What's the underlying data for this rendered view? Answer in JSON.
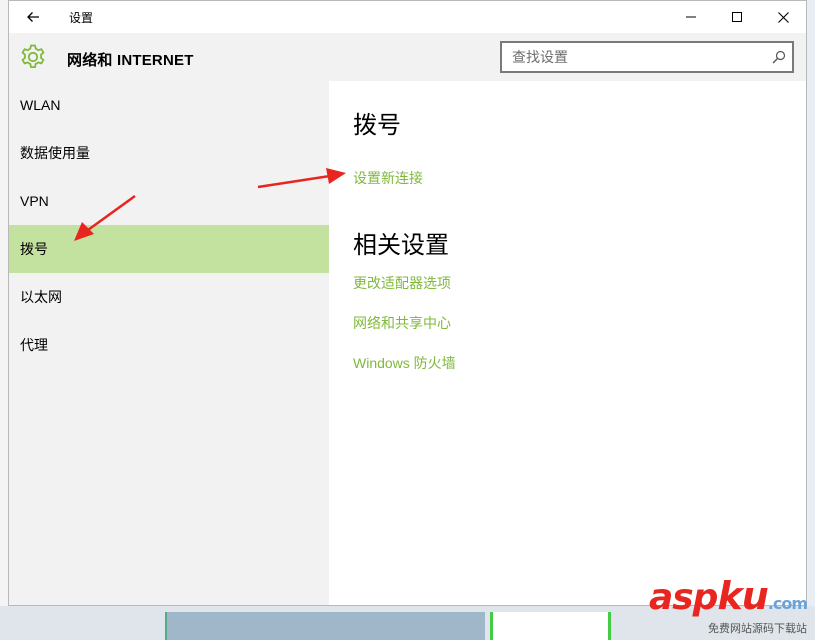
{
  "window": {
    "title": "设置",
    "icons": {
      "back": "back-arrow-icon",
      "minimize": "minimize-icon",
      "maximize": "maximize-icon",
      "close": "close-icon"
    }
  },
  "header": {
    "icon": "gear-icon",
    "title": "网络和 INTERNET",
    "search_placeholder": "查找设置",
    "search_value": "",
    "search_icon": "search-icon",
    "accent_color": "#80b93c"
  },
  "sidebar": {
    "items": [
      {
        "label": "WLAN",
        "selected": false
      },
      {
        "label": "数据使用量",
        "selected": false
      },
      {
        "label": "VPN",
        "selected": false
      },
      {
        "label": "拨号",
        "selected": true
      },
      {
        "label": "以太网",
        "selected": false
      },
      {
        "label": "代理",
        "selected": false
      }
    ],
    "selected_color": "#c3e2a0"
  },
  "content": {
    "heading": "拨号",
    "new_connection_link": "设置新连接",
    "related_heading": "相关设置",
    "related_links": [
      "更改适配器选项",
      "网络和共享中心",
      "Windows 防火墙"
    ]
  },
  "watermark": {
    "logo_main": "asp",
    "logo_ku": "ku",
    "logo_com": ".com",
    "subtitle": "免费网站源码下载站"
  }
}
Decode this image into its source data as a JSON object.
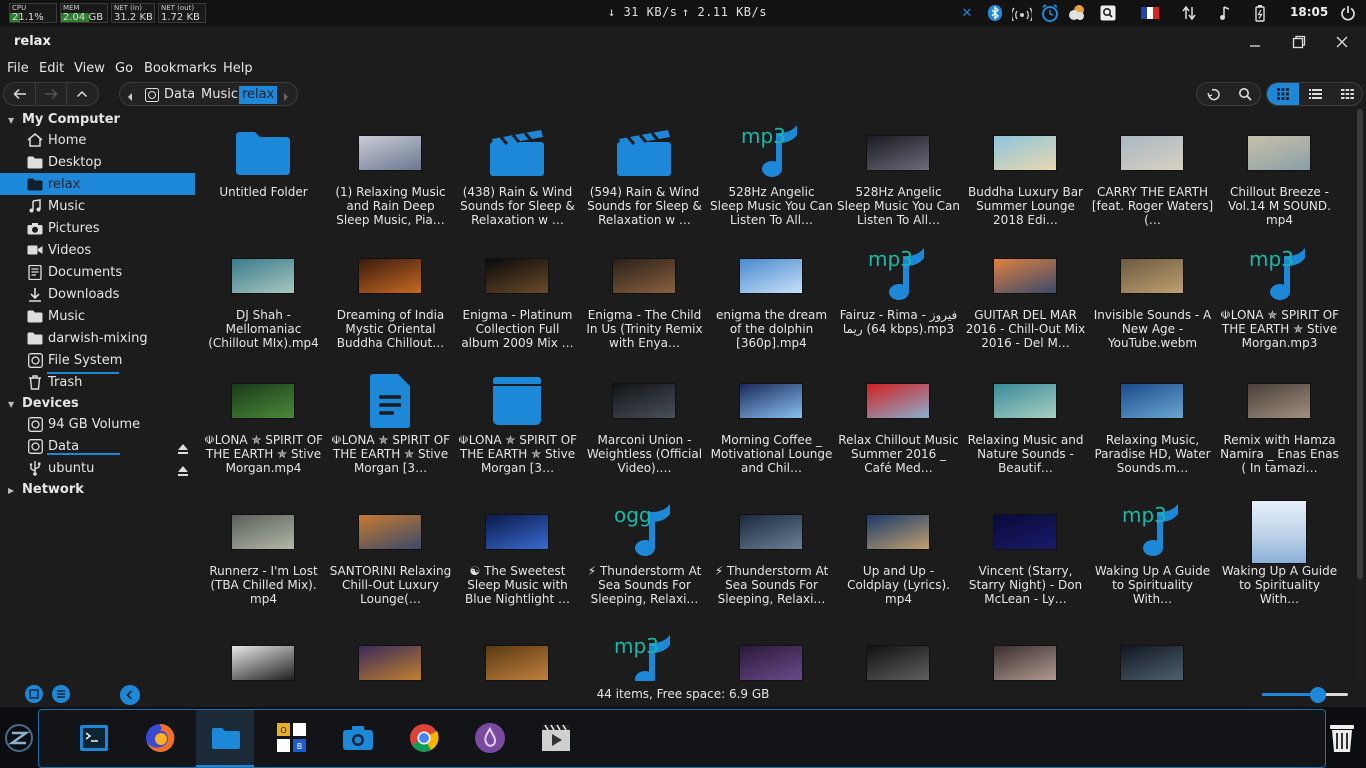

-------

→ Required task:
Reproduce every record word for word. The copy must contain no pictures.

→ Solved problem:
What's the underlying data for this rendered view? Answer in JSON.
{
  "window": {
    "title": "设置",
    "icons": {
      "back": "back-arrow-icon",
      "minimize": "minimize-icon",
      "maximize": "maximize-icon",
      "close": "close-icon"
    }
  },
  "header": {
    "icon": "gear-icon",
    "title": "网络和 INTERNET",
    "search_placeholder": "查找设置",
    "search_value": "",
    "search_icon": "search-icon",
    "accent_color": "#80b93c"
  },
  "sidebar": {
    "items": [
      {
        "label": "WLAN",
        "selected": false
      },
      {
        "label": "数据使用量",
        "selected": false
      },
      {
        "label": "VPN",
        "selected": false
      },
      {
        "label": "拨号",
        "selected": true
      },
      {
        "label": "以太网",
        "selected": false
      },
      {
        "label": "代理",
        "selected": false
      }
    ],
    "selected_color": "#c3e2a0"
  },
  "content": {
    "heading": "拨号",
    "new_connection_link": "设置新连接",
    "related_heading": "相关设置",
    "related_links": [
      "更改适配器选项",
      "网络和共享中心",
      "Windows 防火墙"
    ]
  },
  "watermark": {
    "logo_main": "asp",
    "logo_ku": "ku",
    "logo_com": ".com",
    "subtitle": "免费网站源码下载站"
  }
}
Decode this image into its source data as a JSON object.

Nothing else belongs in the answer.